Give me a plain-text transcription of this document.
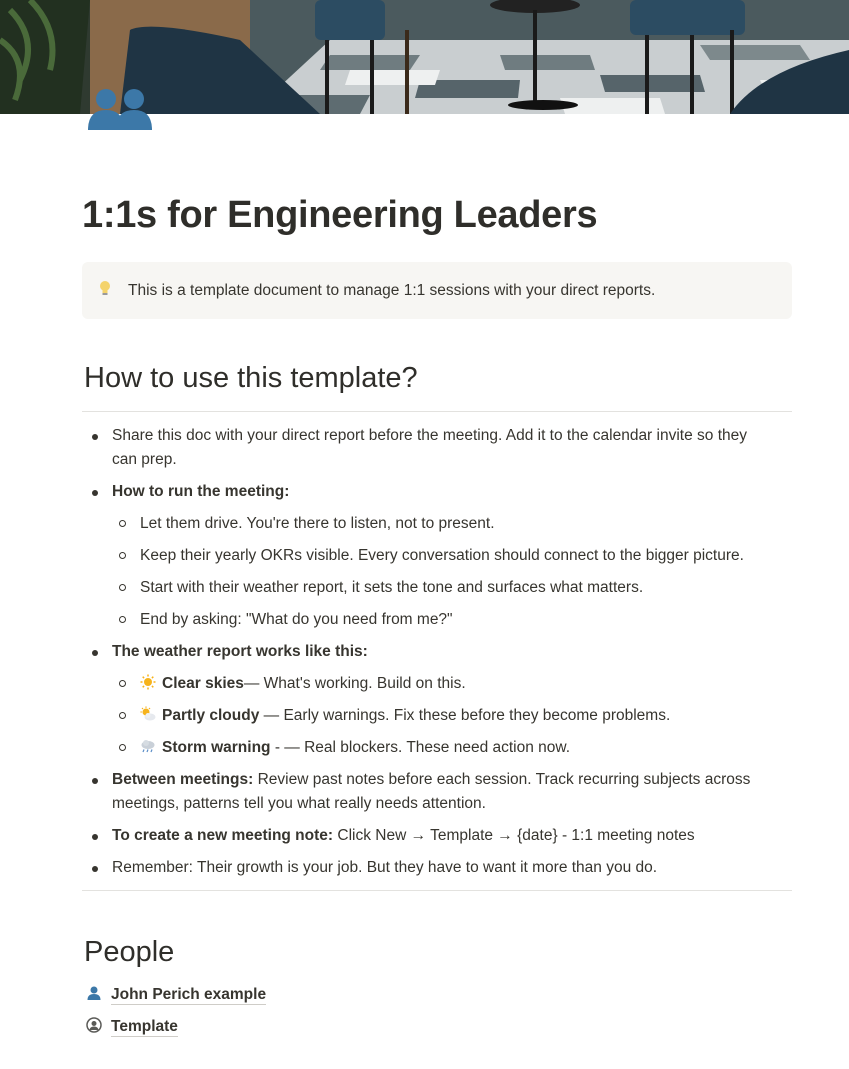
1:1s for Engineering Leaders
This is a template document to manage 1:1 sessions with your direct reports.
How to use this template?
Share this doc with your direct report before the meeting. Add it to the calendar invite so they
can prep.
How to run the meeting:
Let them drive. You're there to listen, not to present.
Keep their yearly OKRs visible. Every conversation should connect to the bigger picture.
Start with their weather report, it sets the tone and surfaces what matters.
End by asking: "What do you need from me?"
The weather report works like this:
Clear skies— What's working. Build on this.
Partly cloudy — Early warnings. Fix these before they become problems.
Storm warning - — Real blockers. These need action now.
Between meetings: Review past notes before each session. Track recurring subjects across
meetings, patterns tell you what really needs attention.
To create a new meeting note: Click New → Template → {date} - 1:1 meeting notes
Remember: Their growth is your job. But they have to want it more than you do.
People
John Perich example
Template
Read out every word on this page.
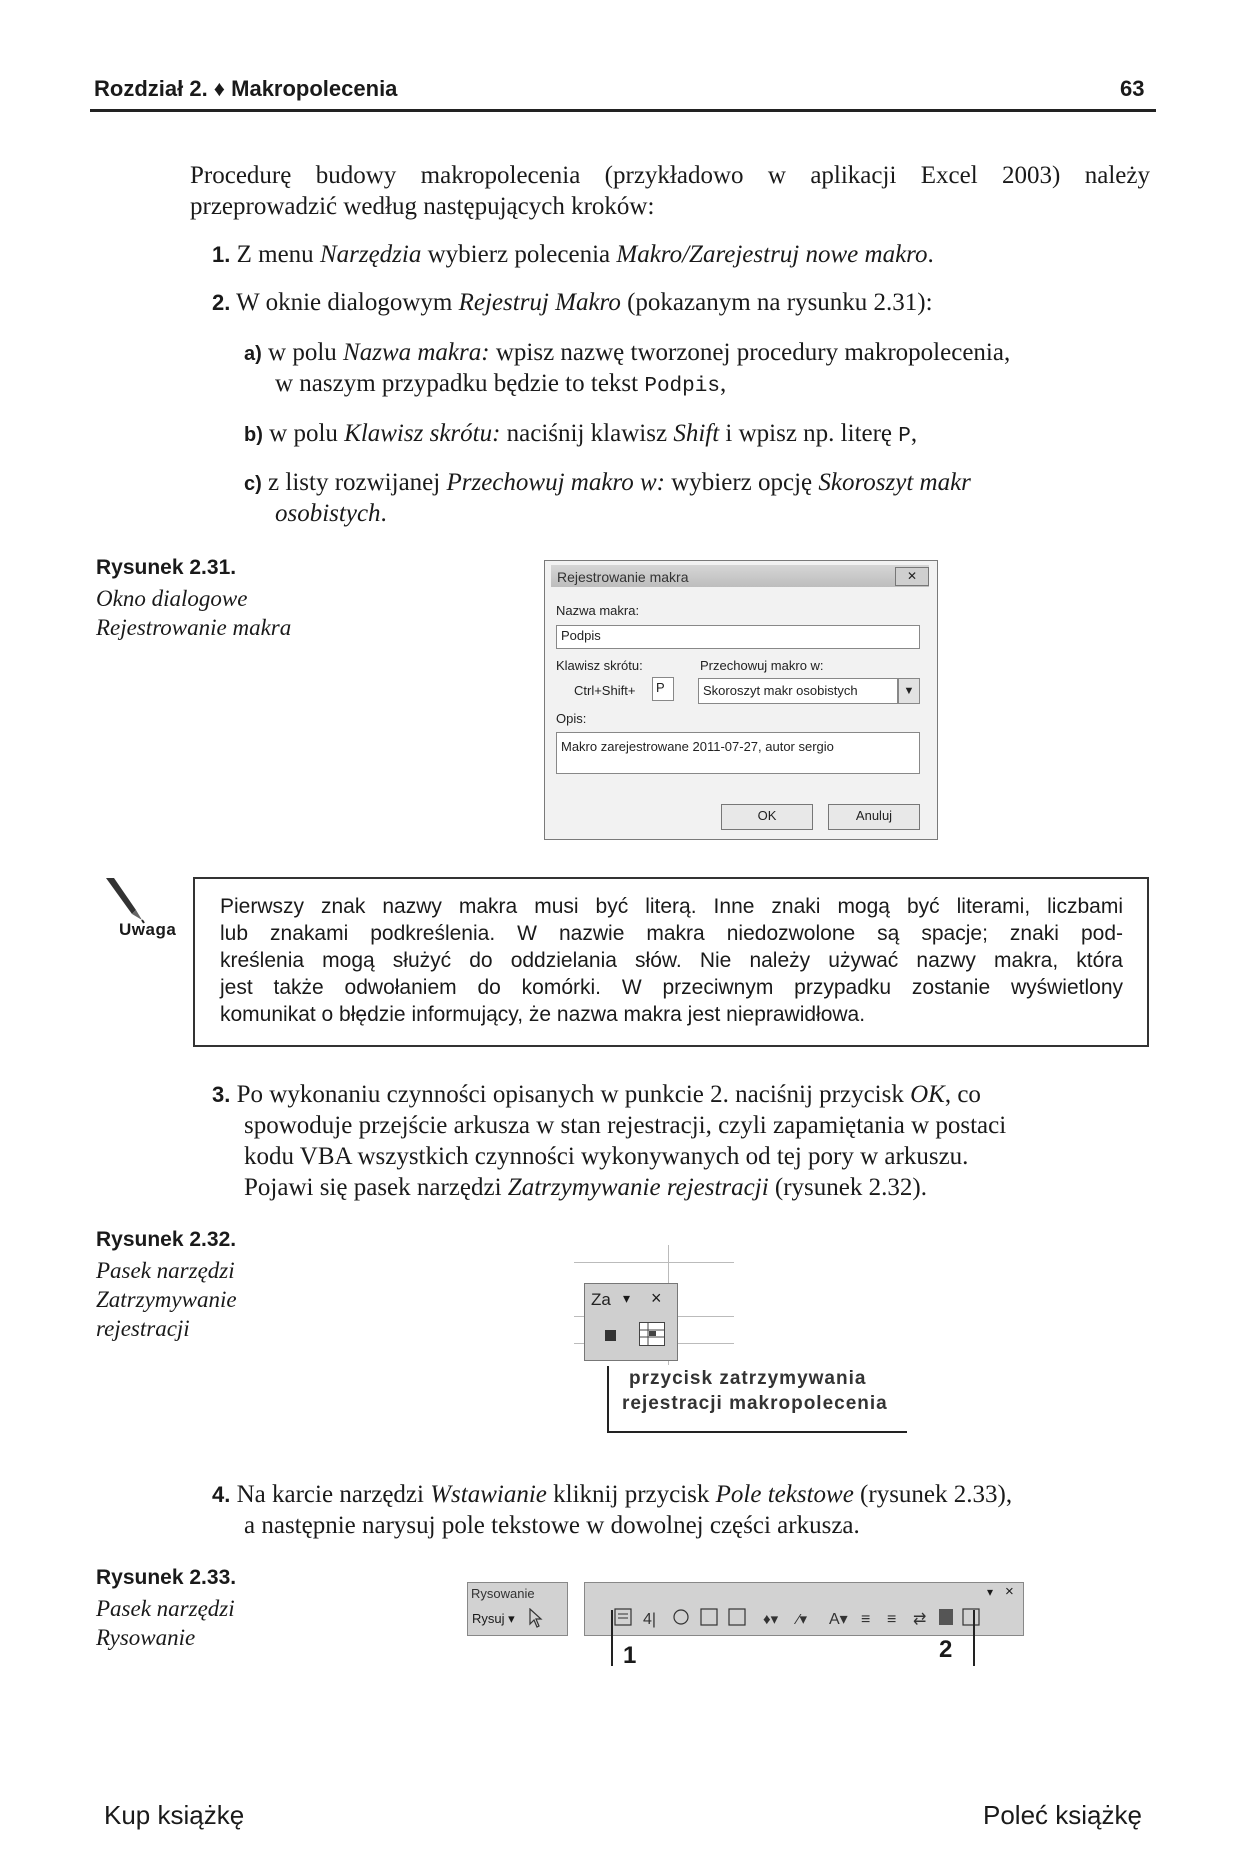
Rozdział 2. ♦ Makropolecenia	63
Procedurę budowy makropolecenia (przykładowo w aplikacji Excel 2003) należy
przeprowadzić według następujących kroków:
1. Z menu Narzędzia wybierz polecenia Makro/Zarejestruj nowe makro.
2. W oknie dialogowym Rejestruj Makro (pokazanym na rysunku 2.31):
a) w polu Nazwa makra: wpisz nazwę tworzonej procedury makropolecenia,
w naszym przypadku będzie to tekst Podpis,
b) w polu Klawisz skrótu: naciśnij klawisz Shift i wpisz np. literę P,
c) z listy rozwijanej Przechowuj makro w: wybierz opcję Skoroszyt makr
osobistych.
Rysunek 2.31.
Okno dialogowe
Rejestrowanie makra
Rejestrowanie makra	✕
Nazwa makra:
Podpis
Klawisz skrótu:
Ctrl+Shift+	P
Przechowuj makro w:
Skoroszyt makr osobistych	▼
Opis:
Makro zarejestrowane 2011-07-27, autor sergio
OK	Anuluj
Uwaga
Pierwszy znak nazwy makra musi być literą. Inne znaki mogą być literami, liczbami
lub znakami podkreślenia. W nazwie makra niedozwolone są spacje; znaki pod-
kreślenia mogą służyć do oddzielania słów. Nie należy używać nazwy makra, która
jest także odwołaniem do komórki. W przeciwnym przypadku zostanie wyświetlony
komunikat o błędzie informujący, że nazwa makra jest nieprawidłowa.
3. Po wykonaniu czynności opisanych w punkcie 2. naciśnij przycisk OK, co
spowoduje przejście arkusza w stan rejestracji, czyli zapamiętania w postaci
kodu VBA wszystkich czynności wykonywanych od tej pory w arkuszu.
Pojawi się pasek narzędzi Zatrzymywanie rejestracji (rysunek 2.32).
Rysunek 2.32.
Pasek narzędzi
Zatrzymywanie
rejestracji
Za ▾ ×
przycisk zatrzymywania
rejestracji makropolecenia
4. Na karcie narzędzi Wstawianie kliknij przycisk Pole tekstowe (rysunek 2.33),
a następnie narysuj pole tekstowe w dowolnej części arkusza.
Rysunek 2.33.
Pasek narzędzi
Rysowanie
Rysowanie
Rysuj ▾
▾ ×
4|	♦▾ ⁄▾ A▾ ≡ ≡ ⇄
1	2
Kup książkę	Poleć książkę
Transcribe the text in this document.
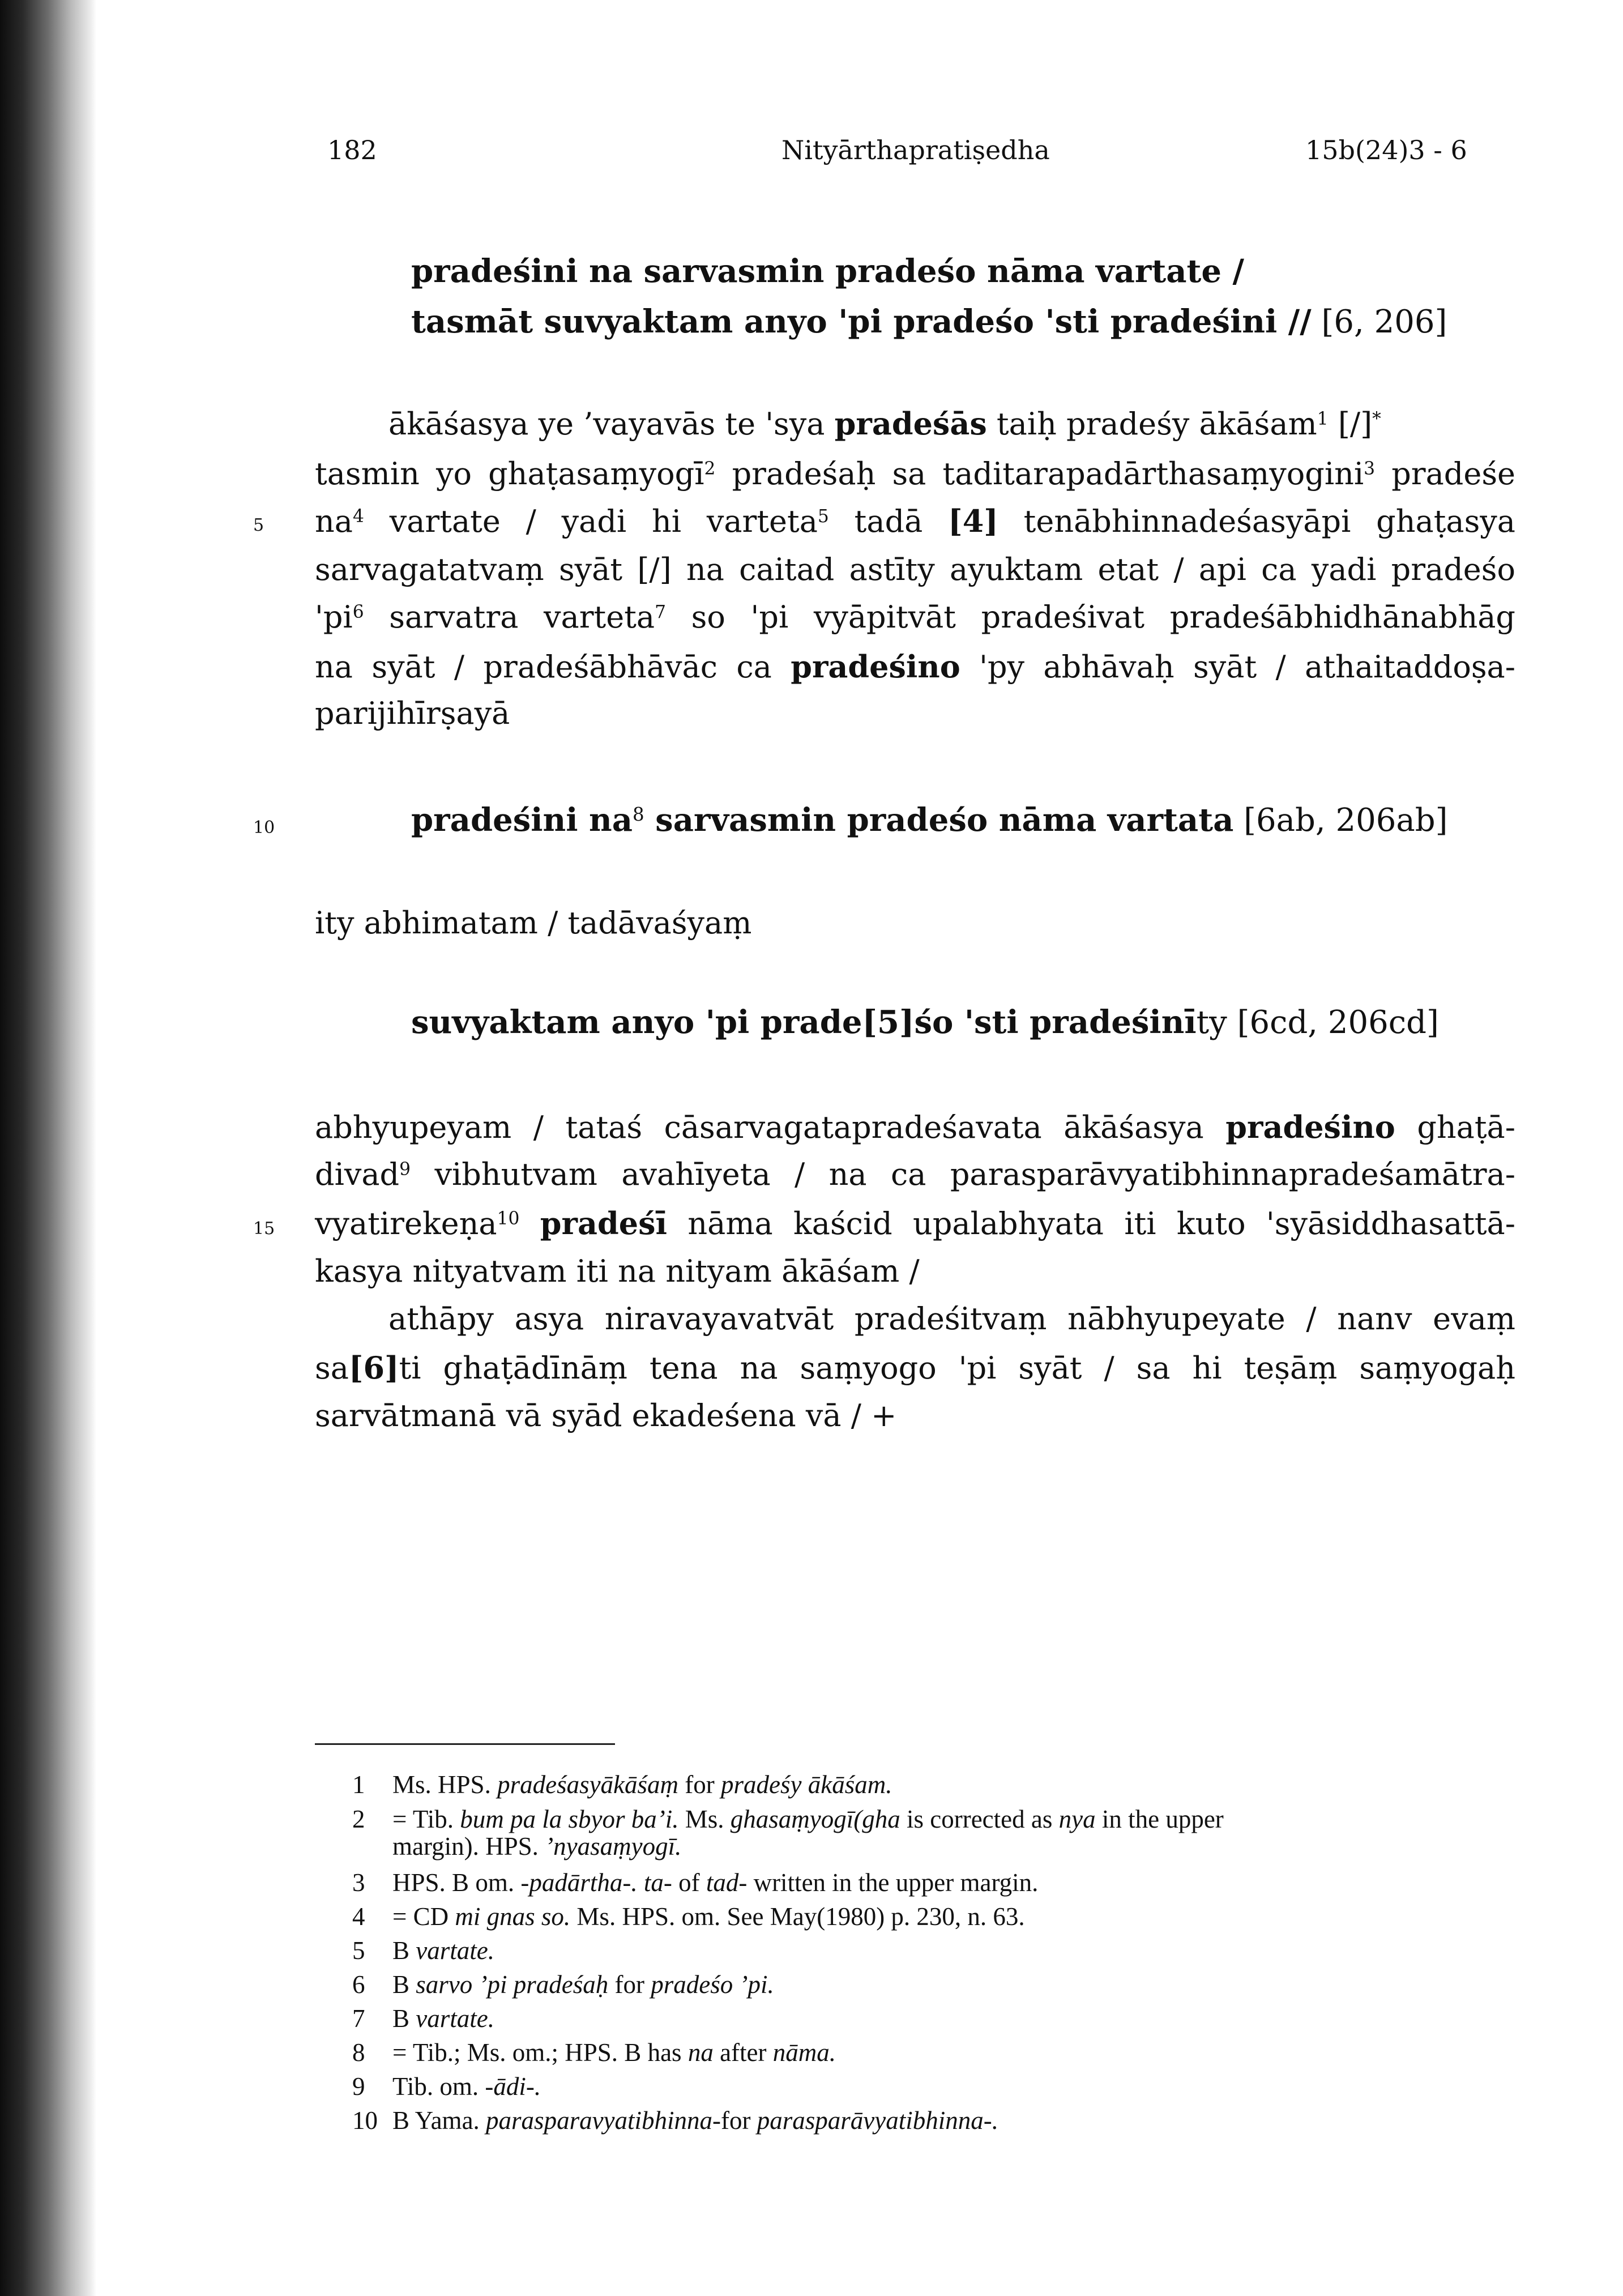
182	Nityārthapratiṣedha	15b(24)3 - 6
pradeśini na sarvasmin pradeśo nāma vartate /
tasmāt suvyaktam anyo 'pi pradeśo 'sti pradeśini // [6, 206]
ākāśasya ye ’vayavās te 'sya pradeśās taiḥ pradeśy ākāśam$^1$ [/]*
tasmin yo ghaṭasaṃyogī$^2$ pradeśaḥ sa taditarapadārthasaṃyogini$^3$ pradeśe
5 $na^4$ vartate / yadi hi varteta$^5$ tadā [4] tenābhinnadeśasyāpi ghaṭasya
sarvagatatvaṃ syāt [/] na caitad astīty ayuktam etat / api ca yadi pradeśo
'$pi^6$ sarvatra varteta$^7$ so 'pi vyāpitvāt pradeśivat pradeśābhidhānabhāg
na syāt / pradeśābhāvāc ca pradeśino 'py abhāvaḥ syāt / athaitaddoṣa-
parijihīrṣayā
10	pradeśini $na^8$ sarvasmin pradeśo nāma vartata [6ab, 206ab]
ity abhimatam / tadāvaśyaṃ
suvyaktam anyo 'pi prade[5]śo 'sti pradeśinīty [6cd, 206cd]
abhyupeyam / tataś cāsarvagatapradeśavata ākāśasya pradeśino ghaṭā-
divad$^9$ vibhutvam avahīyeta / na ca parasparāvyatibhinnapradeśamātra-
15 vyatirekeṇa$^{10}$ pradeśī nāma kaścid upalabhyata iti kuto 'syāsiddhasattā-
kasya nityatvam iti na nityam ākāśam /
athāpy asya niravayavatvāt pradeśitvaṃ nābhyupeyate / nanv evaṃ
sa[6]ti ghaṭādīnāṃ tena na saṃyogo 'pi syāt / sa hi teṣāṃ saṃyogaḥ
sarvātmanā vā syād ekadeśena vā / +
1 Ms. HPS. pradeśasyākāśaṃ for pradeśy ākāśam.
2 = Tib. bum pa la sbyor ba’i. Ms. ghasaṃyogī(gha is corrected as nya in the upper
margin). HPS. ’nyasaṃyogī.
3 HPS. B om. -padārtha-. ta- of tad- written in the upper margin.
4 = CD mi gnas so. Ms. HPS. om. See May(1980) p. 230, n. 63.
5 B vartate.
6 B sarvo ’pi pradeśaḥ for pradeśo ’pi.
7 B vartate.
8 = Tib.; Ms. om.; HPS. B has na after nāma.
9 Tib. om. -ādi-.
10 B Yama. parasparavyatibhinna-for parasparāvyatibhinna-.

◆ **REQUIRED TASK**
Repeat the material above verbatim. Leave the pictures behind.

◆ **RESPONSE**
Give me a plain-text transcription of this document.
1:1s for Engineering Leaders
This is a template document to manage 1:1 sessions with your direct reports.
How to use this template?
Share this doc with your direct report before the meeting. Add it to the calendar invite so they
can prep.
How to run the meeting:
Let them drive. You're there to listen, not to present.
Keep their yearly OKRs visible. Every conversation should connect to the bigger picture.
Start with their weather report, it sets the tone and surfaces what matters.
End by asking: "What do you need from me?"
The weather report works like this:
Clear skies— What's working. Build on this.
Partly cloudy — Early warnings. Fix these before they become problems.
Storm warning - — Real blockers. These need action now.
Between meetings: Review past notes before each session. Track recurring subjects across
meetings, patterns tell you what really needs attention.
To create a new meeting note: Click New → Template → {date} - 1:1 meeting notes
Remember: Their growth is your job. But they have to want it more than you do.
People
John Perich example
Template
Read out every word on this page.
Rozdział 2. ♦ Makropolecenia	63
Procedurę budowy makropolecenia (przykładowo w aplikacji Excel 2003) należy
przeprowadzić według następujących kroków:
1. Z menu Narzędzia wybierz polecenia Makro/Zarejestruj nowe makro.
2. W oknie dialogowym Rejestruj Makro (pokazanym na rysunku 2.31):
a) w polu Nazwa makra: wpisz nazwę tworzonej procedury makropolecenia,
w naszym przypadku będzie to tekst Podpis,
b) w polu Klawisz skrótu: naciśnij klawisz Shift i wpisz np. literę P,
c) z listy rozwijanej Przechowuj makro w: wybierz opcję Skoroszyt makr
osobistych.
Rysunek 2.31.
Okno dialogowe
Rejestrowanie makra
Rejestrowanie makra	✕
Nazwa makra:
Podpis
Klawisz skrótu:
Ctrl+Shift+	P
Przechowuj makro w:
Skoroszyt makr osobistych	▼
Opis:
Makro zarejestrowane 2011-07-27, autor sergio
OK	Anuluj
Uwaga
Pierwszy znak nazwy makra musi być literą. Inne znaki mogą być literami, liczbami
lub znakami podkreślenia. W nazwie makra niedozwolone są spacje; znaki pod-
kreślenia mogą służyć do oddzielania słów. Nie należy używać nazwy makra, która
jest także odwołaniem do komórki. W przeciwnym przypadku zostanie wyświetlony
komunikat o błędzie informujący, że nazwa makra jest nieprawidłowa.
3. Po wykonaniu czynności opisanych w punkcie 2. naciśnij przycisk OK, co
spowoduje przejście arkusza w stan rejestracji, czyli zapamiętania w postaci
kodu VBA wszystkich czynności wykonywanych od tej pory w arkuszu.
Pojawi się pasek narzędzi Zatrzymywanie rejestracji (rysunek 2.32).
Rysunek 2.32.
Pasek narzędzi
Zatrzymywanie
rejestracji
Za ▾ ×
przycisk zatrzymywania
rejestracji makropolecenia
4. Na karcie narzędzi Wstawianie kliknij przycisk Pole tekstowe (rysunek 2.33),
a następnie narysuj pole tekstowe w dowolnej części arkusza.
Rysunek 2.33.
Pasek narzędzi
Rysowanie
Rysowanie
Rysuj ▾
▾ ×
4|	♦▾ ⁄▾ A▾ ≡ ≡ ⇄
1	2
Kup książkę	Poleć książkę
Transcribe the text in this document.
182	Nityārthapratiṣedha	15b(24)3 - 6
pradeśini na sarvasmin pradeśo nāma vartate /
tasmāt suvyaktam anyo 'pi pradeśo 'sti pradeśini // [6, 206]
ākāśasya ye ’vayavās te 'sya pradeśās taiḥ pradeśy ākāśam$^1$ [/]*
tasmin yo ghaṭasaṃyogī$^2$ pradeśaḥ sa taditarapadārthasaṃyogini$^3$ pradeśe
5 $na^4$ vartate / yadi hi varteta$^5$ tadā [4] tenābhinnadeśasyāpi ghaṭasya
sarvagatatvaṃ syāt [/] na caitad astīty ayuktam etat / api ca yadi pradeśo
'$pi^6$ sarvatra varteta$^7$ so 'pi vyāpitvāt pradeśivat pradeśābhidhānabhāg
na syāt / pradeśābhāvāc ca pradeśino 'py abhāvaḥ syāt / athaitaddoṣa-
parijihīrṣayā
10	pradeśini $na^8$ sarvasmin pradeśo nāma vartata [6ab, 206ab]
ity abhimatam / tadāvaśyaṃ
suvyaktam anyo 'pi prade[5]śo 'sti pradeśinīty [6cd, 206cd]
abhyupeyam / tataś cāsarvagatapradeśavata ākāśasya pradeśino ghaṭā-
divad$^9$ vibhutvam avahīyeta / na ca parasparāvyatibhinnapradeśamātra-
15 vyatirekeṇa$^{10}$ pradeśī nāma kaścid upalabhyata iti kuto 'syāsiddhasattā-
kasya nityatvam iti na nityam ākāśam /
athāpy asya niravayavatvāt pradeśitvaṃ nābhyupeyate / nanv evaṃ
sa[6]ti ghaṭādīnāṃ tena na saṃyogo 'pi syāt / sa hi teṣāṃ saṃyogaḥ
sarvātmanā vā syād ekadeśena vā / +
1 Ms. HPS. pradeśasyākāśaṃ for pradeśy ākāśam.
2 = Tib. bum pa la sbyor ba’i. Ms. ghasaṃyogī(gha is corrected as nya in the upper
margin). HPS. ’nyasaṃyogī.
3 HPS. B om. -padārtha-. ta- of tad- written in the upper margin.
4 = CD mi gnas so. Ms. HPS. om. See May(1980) p. 230, n. 63.
5 B vartate.
6 B sarvo ’pi pradeśaḥ for pradeśo ’pi.
7 B vartate.
8 = Tib.; Ms. om.; HPS. B has na after nāma.
9 Tib. om. -ādi-.
10 B Yama. parasparavyatibhinna-for parasparāvyatibhinna-.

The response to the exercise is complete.